GOAL OF THE EXERCISE: Can you copy the lines from the one that contains "What data populates" through the end of the material below, exactly and with nothing else?

★ ★ ★ ★ ★

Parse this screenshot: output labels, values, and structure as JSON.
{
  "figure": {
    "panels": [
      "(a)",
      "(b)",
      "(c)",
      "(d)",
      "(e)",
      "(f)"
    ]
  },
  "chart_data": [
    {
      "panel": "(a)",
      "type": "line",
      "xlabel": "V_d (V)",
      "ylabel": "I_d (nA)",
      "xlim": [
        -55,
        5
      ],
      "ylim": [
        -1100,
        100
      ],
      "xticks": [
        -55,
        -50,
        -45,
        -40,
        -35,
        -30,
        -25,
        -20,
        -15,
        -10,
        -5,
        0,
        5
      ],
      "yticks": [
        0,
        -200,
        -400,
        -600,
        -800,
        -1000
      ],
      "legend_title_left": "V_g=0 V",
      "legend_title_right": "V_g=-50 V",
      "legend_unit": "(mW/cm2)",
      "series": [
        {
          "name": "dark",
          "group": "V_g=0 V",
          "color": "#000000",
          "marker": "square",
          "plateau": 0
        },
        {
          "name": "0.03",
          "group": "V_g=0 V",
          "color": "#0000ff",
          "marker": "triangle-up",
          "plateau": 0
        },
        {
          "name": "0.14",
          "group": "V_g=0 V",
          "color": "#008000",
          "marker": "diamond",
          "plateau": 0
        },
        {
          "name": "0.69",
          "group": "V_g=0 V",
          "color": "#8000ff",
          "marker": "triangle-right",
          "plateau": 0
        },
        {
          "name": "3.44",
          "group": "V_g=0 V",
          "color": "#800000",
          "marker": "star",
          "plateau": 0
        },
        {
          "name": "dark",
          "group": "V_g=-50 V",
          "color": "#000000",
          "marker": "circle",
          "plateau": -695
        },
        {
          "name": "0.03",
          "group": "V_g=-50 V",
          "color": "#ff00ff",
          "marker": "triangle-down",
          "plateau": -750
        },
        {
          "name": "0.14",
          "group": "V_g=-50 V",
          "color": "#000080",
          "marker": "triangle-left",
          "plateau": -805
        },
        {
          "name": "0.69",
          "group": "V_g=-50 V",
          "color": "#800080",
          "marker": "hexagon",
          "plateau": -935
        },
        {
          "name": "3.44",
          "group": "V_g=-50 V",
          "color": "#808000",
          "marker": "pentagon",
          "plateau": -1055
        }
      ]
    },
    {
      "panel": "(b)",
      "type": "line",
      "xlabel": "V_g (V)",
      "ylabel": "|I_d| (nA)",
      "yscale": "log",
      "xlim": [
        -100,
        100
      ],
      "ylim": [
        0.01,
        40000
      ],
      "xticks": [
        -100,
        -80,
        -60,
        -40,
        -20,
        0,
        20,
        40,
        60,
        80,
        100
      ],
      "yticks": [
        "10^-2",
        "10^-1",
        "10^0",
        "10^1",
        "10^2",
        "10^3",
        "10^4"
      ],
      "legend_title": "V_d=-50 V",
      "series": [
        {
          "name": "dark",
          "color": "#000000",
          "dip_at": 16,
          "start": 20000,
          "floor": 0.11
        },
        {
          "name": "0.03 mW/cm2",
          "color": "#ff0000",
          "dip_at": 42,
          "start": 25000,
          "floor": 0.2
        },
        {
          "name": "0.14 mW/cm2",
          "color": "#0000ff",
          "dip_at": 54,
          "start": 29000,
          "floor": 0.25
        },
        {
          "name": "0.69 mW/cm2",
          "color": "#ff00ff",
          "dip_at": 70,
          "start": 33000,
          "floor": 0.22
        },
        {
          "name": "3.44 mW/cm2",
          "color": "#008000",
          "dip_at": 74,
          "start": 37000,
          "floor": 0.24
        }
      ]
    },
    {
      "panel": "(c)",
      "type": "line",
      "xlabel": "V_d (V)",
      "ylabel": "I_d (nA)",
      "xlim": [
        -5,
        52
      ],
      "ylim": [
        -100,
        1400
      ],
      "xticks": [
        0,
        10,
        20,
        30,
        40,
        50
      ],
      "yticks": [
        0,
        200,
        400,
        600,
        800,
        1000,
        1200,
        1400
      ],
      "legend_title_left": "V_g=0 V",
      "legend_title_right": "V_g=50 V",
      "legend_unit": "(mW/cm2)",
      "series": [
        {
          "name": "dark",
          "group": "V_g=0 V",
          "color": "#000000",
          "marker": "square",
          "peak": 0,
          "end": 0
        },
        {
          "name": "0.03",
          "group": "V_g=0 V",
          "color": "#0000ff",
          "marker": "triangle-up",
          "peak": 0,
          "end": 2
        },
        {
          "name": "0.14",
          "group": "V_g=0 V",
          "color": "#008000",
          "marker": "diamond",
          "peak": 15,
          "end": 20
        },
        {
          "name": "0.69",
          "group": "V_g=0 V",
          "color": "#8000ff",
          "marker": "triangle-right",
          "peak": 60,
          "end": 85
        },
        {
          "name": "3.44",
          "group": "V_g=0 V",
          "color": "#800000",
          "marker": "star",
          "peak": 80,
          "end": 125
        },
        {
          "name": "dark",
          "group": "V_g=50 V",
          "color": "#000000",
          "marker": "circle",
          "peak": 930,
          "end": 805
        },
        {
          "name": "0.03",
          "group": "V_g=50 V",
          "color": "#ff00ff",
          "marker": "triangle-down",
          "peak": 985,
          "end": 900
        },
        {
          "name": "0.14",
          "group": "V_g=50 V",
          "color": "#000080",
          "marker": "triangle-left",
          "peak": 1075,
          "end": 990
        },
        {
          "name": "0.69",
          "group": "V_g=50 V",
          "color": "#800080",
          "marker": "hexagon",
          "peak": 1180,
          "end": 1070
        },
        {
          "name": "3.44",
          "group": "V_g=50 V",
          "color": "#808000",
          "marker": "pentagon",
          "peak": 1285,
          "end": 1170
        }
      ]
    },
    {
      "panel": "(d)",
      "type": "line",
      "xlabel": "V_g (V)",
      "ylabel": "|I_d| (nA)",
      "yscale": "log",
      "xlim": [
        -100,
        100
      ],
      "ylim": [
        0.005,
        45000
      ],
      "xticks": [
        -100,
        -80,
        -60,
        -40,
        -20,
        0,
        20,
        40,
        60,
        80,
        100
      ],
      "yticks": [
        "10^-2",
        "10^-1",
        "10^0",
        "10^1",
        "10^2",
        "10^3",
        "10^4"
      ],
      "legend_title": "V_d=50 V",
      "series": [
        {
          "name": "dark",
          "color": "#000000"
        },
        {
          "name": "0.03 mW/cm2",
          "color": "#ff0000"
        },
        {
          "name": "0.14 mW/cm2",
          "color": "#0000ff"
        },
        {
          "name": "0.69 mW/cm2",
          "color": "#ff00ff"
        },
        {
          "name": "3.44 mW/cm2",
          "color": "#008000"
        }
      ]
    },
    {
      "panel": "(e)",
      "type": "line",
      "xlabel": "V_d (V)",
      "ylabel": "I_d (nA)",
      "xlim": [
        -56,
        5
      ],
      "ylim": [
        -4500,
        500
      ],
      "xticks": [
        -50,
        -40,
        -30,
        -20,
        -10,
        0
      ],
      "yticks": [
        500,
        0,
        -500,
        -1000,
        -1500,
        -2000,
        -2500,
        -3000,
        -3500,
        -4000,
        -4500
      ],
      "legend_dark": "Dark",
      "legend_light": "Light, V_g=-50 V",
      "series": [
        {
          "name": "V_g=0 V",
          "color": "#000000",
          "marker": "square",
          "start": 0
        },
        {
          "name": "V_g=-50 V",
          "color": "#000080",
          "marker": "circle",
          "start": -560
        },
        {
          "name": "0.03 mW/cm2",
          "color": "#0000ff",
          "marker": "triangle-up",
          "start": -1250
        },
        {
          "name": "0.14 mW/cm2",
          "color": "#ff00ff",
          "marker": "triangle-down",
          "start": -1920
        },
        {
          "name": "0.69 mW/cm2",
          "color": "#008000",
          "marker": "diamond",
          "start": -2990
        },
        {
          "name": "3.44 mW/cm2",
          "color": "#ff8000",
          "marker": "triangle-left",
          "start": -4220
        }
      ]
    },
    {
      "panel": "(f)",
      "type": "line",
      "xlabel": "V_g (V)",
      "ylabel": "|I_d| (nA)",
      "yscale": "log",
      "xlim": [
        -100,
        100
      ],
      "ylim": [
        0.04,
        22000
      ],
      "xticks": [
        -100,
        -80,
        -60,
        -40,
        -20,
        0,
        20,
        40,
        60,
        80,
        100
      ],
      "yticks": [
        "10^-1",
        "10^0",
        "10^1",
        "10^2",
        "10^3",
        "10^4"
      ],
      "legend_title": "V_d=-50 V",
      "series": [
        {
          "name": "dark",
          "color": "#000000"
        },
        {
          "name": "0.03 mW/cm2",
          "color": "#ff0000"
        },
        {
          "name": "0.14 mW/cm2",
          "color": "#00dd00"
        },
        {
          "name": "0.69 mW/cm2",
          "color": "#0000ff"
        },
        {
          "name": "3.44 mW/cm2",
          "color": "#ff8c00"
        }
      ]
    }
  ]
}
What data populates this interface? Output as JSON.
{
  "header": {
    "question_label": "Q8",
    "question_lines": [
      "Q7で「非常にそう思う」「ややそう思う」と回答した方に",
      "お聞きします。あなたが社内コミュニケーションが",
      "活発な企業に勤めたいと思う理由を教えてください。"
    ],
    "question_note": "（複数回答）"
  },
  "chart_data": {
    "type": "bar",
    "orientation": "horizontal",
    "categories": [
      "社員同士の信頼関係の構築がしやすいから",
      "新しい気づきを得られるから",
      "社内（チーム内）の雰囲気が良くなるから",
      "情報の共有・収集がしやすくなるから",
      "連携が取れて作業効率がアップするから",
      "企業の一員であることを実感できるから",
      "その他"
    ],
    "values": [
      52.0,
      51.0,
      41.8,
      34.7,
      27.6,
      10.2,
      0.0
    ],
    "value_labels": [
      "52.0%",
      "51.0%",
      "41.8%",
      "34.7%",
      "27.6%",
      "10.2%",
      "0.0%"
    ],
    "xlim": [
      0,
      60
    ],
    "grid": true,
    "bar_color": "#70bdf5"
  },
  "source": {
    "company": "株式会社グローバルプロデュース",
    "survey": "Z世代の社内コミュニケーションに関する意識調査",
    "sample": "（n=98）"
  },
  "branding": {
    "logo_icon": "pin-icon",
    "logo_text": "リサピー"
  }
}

★ ★ ★ ★ ★

RESULT OF THE EXERCISE:
What data populates this interface? Output as JSON.
{
  "header": {
    "question_label": "Q8",
    "question_lines": [
      "Q7で「非常にそう思う」「ややそう思う」と回答した方に",
      "お聞きします。あなたが社内コミュニケーションが",
      "活発な企業に勤めたいと思う理由を教えてください。"
    ],
    "question_note": "（複数回答）"
  },
  "chart_data": {
    "type": "bar",
    "orientation": "horizontal",
    "categories": [
      "社員同士の信頼関係の構築がしやすいから",
      "新しい気づきを得られるから",
      "社内（チーム内）の雰囲気が良くなるから",
      "情報の共有・収集がしやすくなるから",
      "連携が取れて作業効率がアップするから",
      "企業の一員であることを実感できるから",
      "その他"
    ],
    "values": [
      52.0,
      51.0,
      41.8,
      34.7,
      27.6,
      10.2,
      0.0
    ],
    "value_labels": [
      "52.0%",
      "51.0%",
      "41.8%",
      "34.7%",
      "27.6%",
      "10.2%",
      "0.0%"
    ],
    "xlim": [
      0,
      60
    ],
    "grid": true,
    "bar_color": "#70bdf5"
  },
  "source": {
    "company": "株式会社グローバルプロデュース",
    "survey": "Z世代の社内コミュニケーションに関する意識調査",
    "sample": "（n=98）"
  },
  "branding": {
    "logo_icon": "pin-icon",
    "logo_text": "リサピー"
  }
}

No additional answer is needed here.